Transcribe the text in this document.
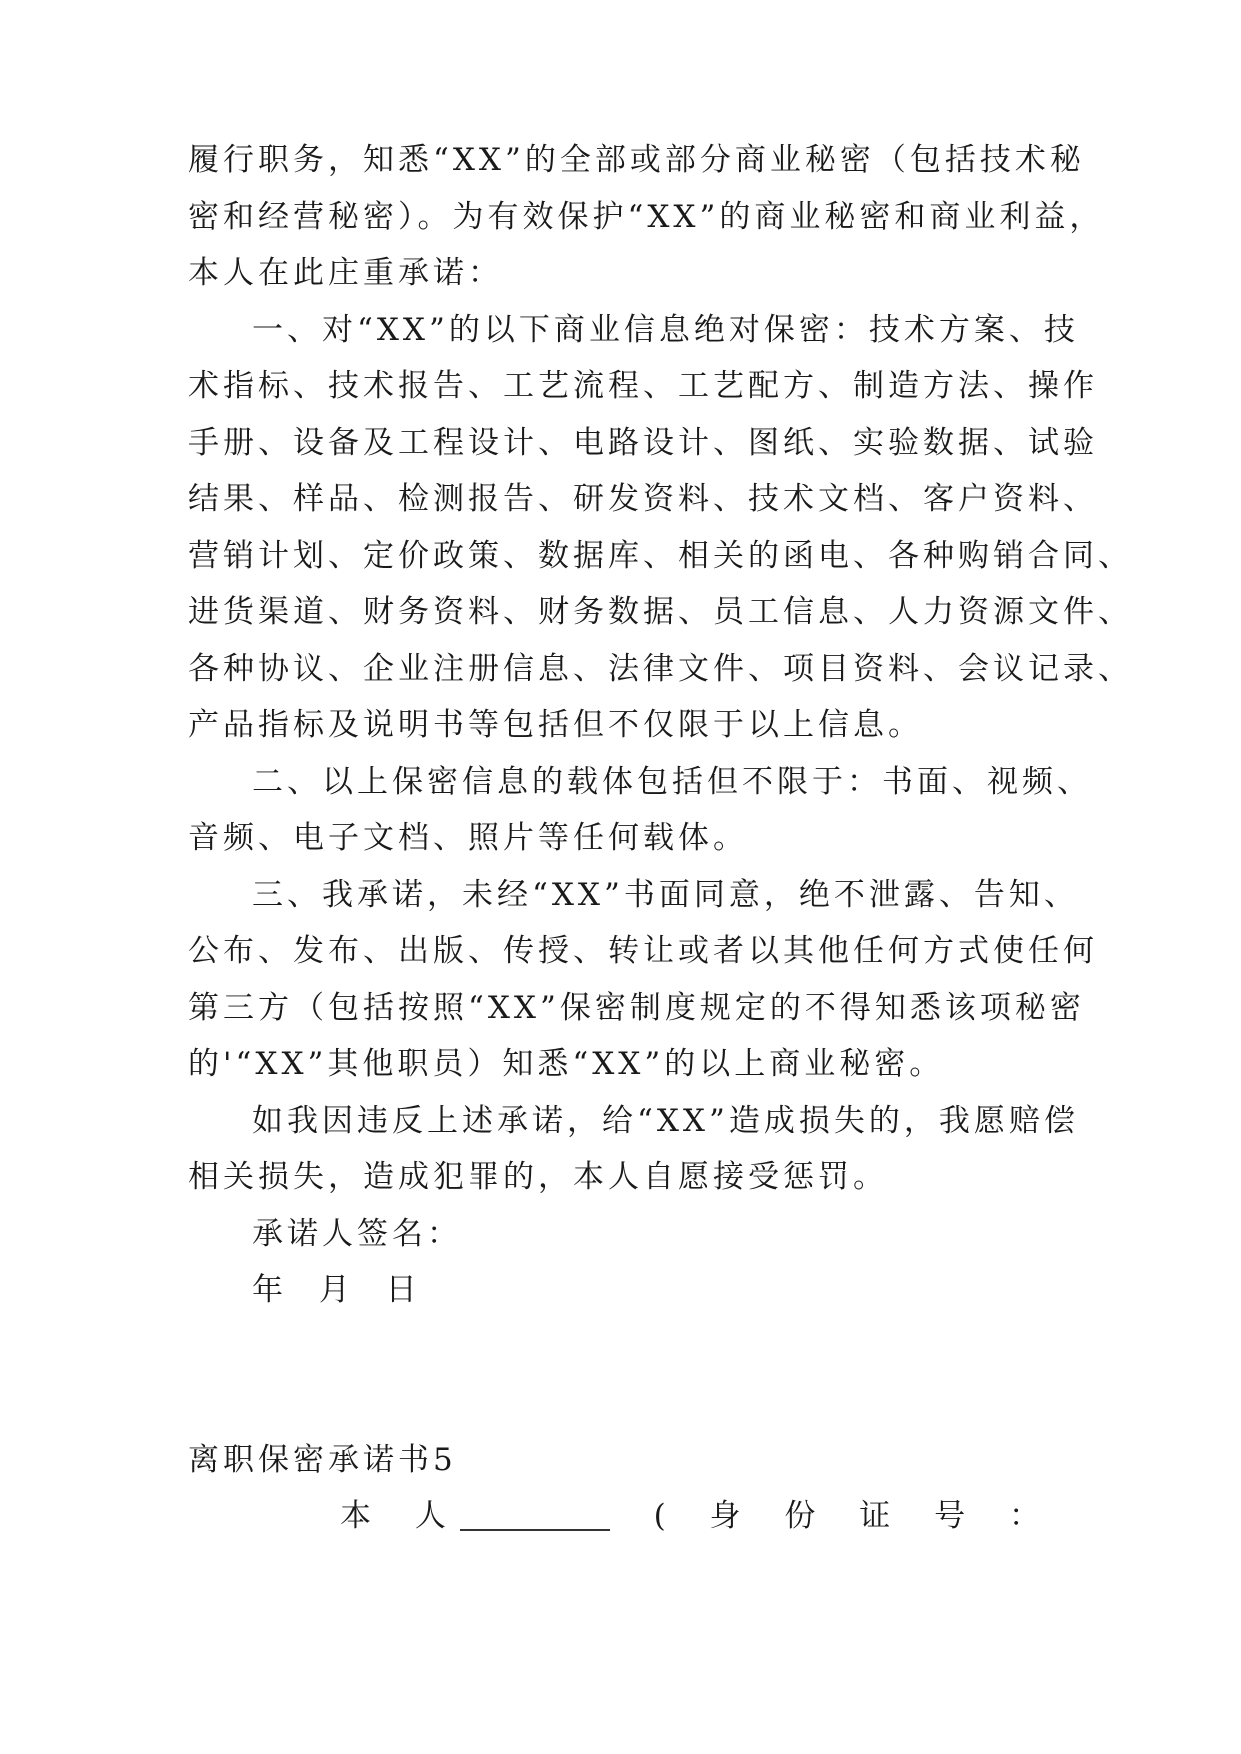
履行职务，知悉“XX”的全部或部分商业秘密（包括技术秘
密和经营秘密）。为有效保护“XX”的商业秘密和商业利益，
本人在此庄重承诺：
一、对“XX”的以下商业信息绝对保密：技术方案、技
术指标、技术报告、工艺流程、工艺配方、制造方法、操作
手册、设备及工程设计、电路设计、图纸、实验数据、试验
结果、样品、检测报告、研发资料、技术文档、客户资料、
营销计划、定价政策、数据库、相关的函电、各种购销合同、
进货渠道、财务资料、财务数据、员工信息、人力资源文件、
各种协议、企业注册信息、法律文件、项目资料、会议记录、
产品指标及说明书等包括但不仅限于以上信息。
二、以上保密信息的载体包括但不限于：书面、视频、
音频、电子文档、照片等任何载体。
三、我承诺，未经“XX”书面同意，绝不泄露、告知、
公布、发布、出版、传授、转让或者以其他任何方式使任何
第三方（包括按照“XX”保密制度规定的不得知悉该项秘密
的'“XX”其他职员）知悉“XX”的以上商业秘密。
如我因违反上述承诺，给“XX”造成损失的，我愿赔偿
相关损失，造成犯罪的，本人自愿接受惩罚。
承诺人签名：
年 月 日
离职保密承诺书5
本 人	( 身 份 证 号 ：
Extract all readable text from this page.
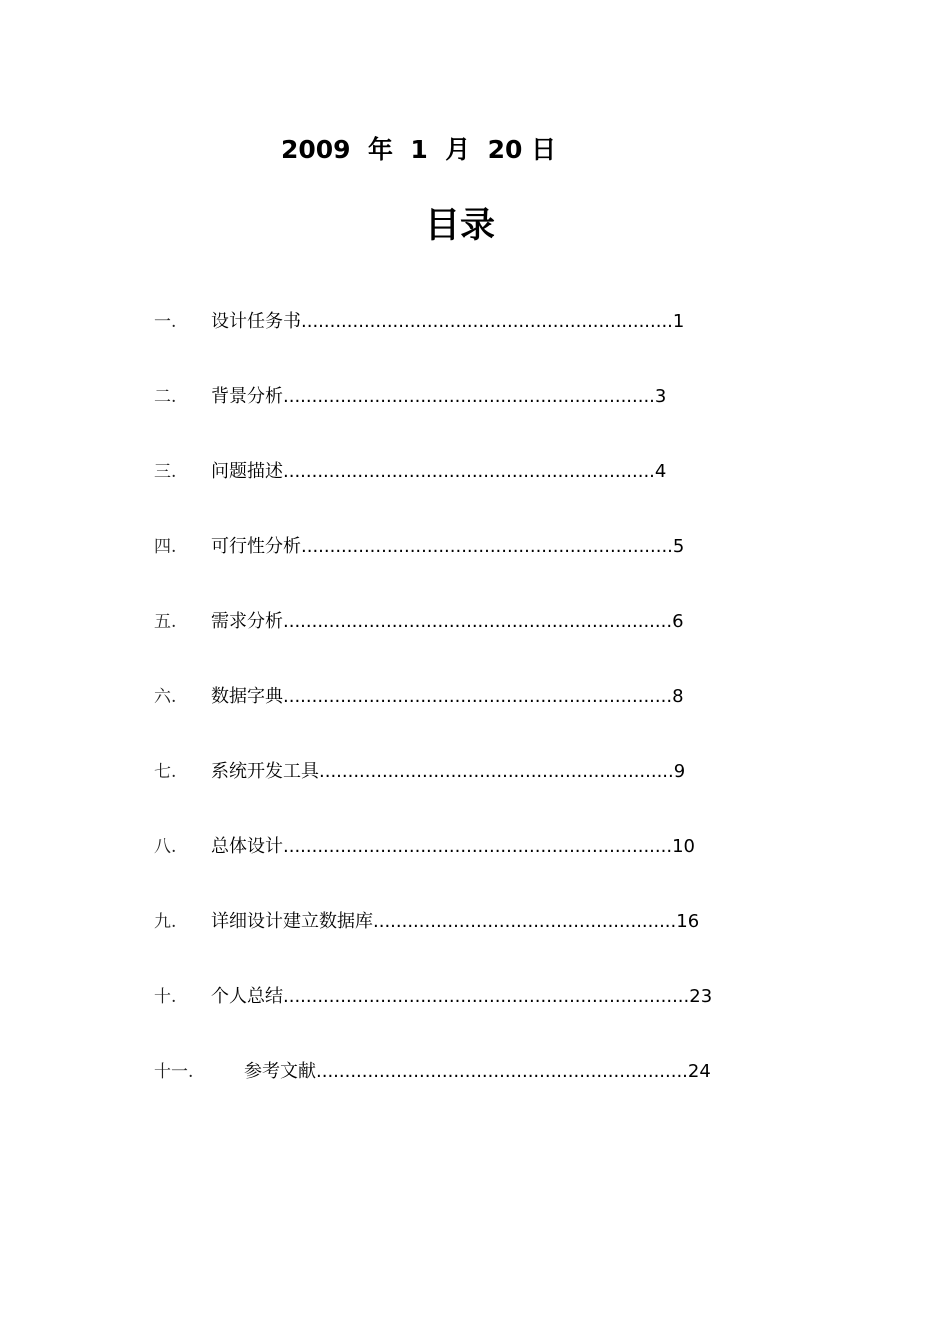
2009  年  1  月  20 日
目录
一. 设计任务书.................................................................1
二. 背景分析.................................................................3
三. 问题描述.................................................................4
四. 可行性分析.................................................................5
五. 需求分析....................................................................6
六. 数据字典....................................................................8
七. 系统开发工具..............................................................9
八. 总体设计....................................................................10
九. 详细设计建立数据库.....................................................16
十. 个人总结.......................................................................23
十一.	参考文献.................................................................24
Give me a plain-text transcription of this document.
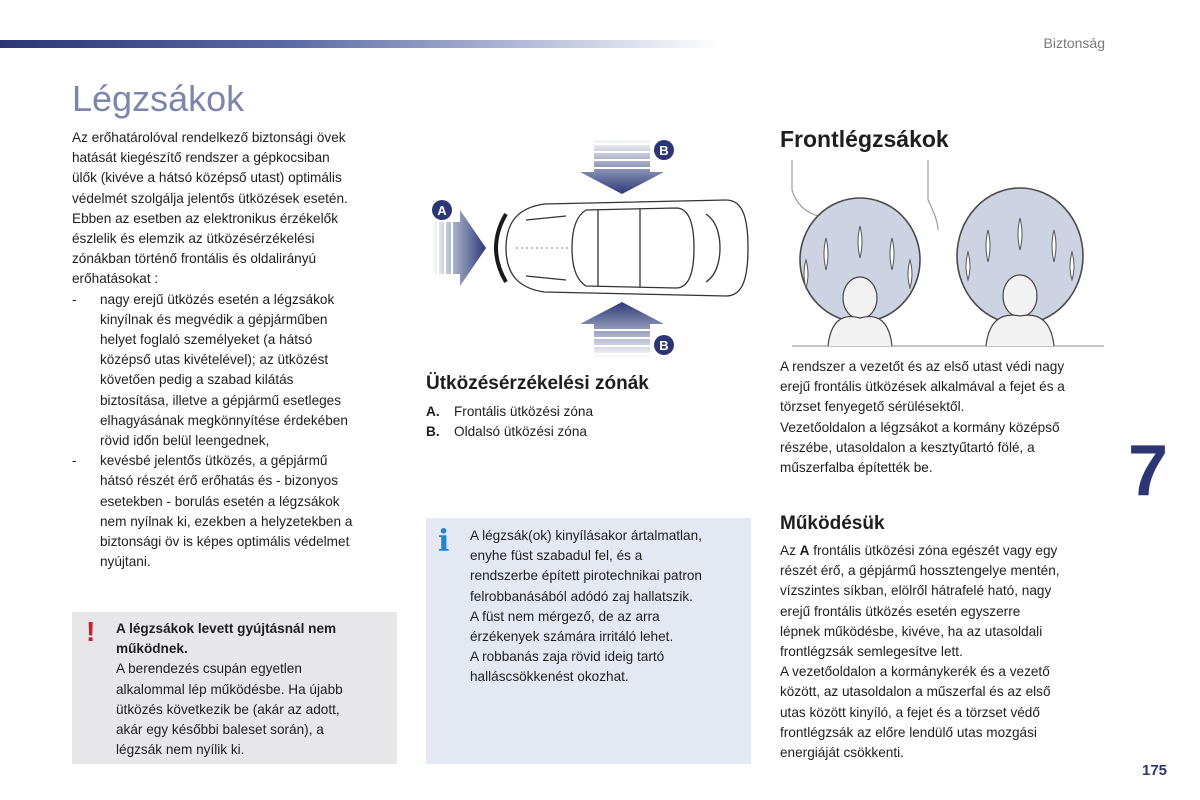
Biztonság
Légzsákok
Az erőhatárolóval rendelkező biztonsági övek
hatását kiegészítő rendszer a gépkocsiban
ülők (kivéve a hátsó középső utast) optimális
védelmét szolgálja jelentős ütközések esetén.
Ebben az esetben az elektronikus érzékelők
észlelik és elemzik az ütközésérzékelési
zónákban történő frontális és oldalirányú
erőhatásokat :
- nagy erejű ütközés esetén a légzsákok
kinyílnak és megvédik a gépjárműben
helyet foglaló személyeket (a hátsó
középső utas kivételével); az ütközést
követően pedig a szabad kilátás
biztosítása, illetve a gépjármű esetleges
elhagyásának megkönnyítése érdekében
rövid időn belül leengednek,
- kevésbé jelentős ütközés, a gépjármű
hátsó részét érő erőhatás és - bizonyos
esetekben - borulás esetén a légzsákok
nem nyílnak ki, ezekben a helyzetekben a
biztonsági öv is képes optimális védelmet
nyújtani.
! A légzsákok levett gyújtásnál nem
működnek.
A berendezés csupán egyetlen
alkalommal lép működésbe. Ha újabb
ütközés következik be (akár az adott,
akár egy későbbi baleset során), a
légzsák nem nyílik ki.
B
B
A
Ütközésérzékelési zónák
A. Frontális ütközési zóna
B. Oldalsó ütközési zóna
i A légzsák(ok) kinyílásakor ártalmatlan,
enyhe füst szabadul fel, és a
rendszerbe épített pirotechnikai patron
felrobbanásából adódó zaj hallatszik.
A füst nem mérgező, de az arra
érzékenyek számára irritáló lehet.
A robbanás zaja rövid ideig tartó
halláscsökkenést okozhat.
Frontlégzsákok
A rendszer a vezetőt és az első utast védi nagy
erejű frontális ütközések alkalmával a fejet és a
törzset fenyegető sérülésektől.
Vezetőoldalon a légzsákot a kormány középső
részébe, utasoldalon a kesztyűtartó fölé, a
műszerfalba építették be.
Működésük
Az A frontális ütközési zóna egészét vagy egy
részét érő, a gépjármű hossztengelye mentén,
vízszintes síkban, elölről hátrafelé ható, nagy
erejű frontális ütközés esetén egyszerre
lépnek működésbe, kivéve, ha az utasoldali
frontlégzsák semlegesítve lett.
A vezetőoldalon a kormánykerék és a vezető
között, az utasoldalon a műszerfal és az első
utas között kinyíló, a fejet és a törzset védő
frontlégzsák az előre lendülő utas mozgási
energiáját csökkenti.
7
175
▬▬▬▬▬▬▬▬▬▬
| Written problem |
Gather from the entries above all lines that include the string "első".

| Task response |
A rendszer a vezetőt és az első utast védi nagy
között, az utasoldalon a műszerfal és az első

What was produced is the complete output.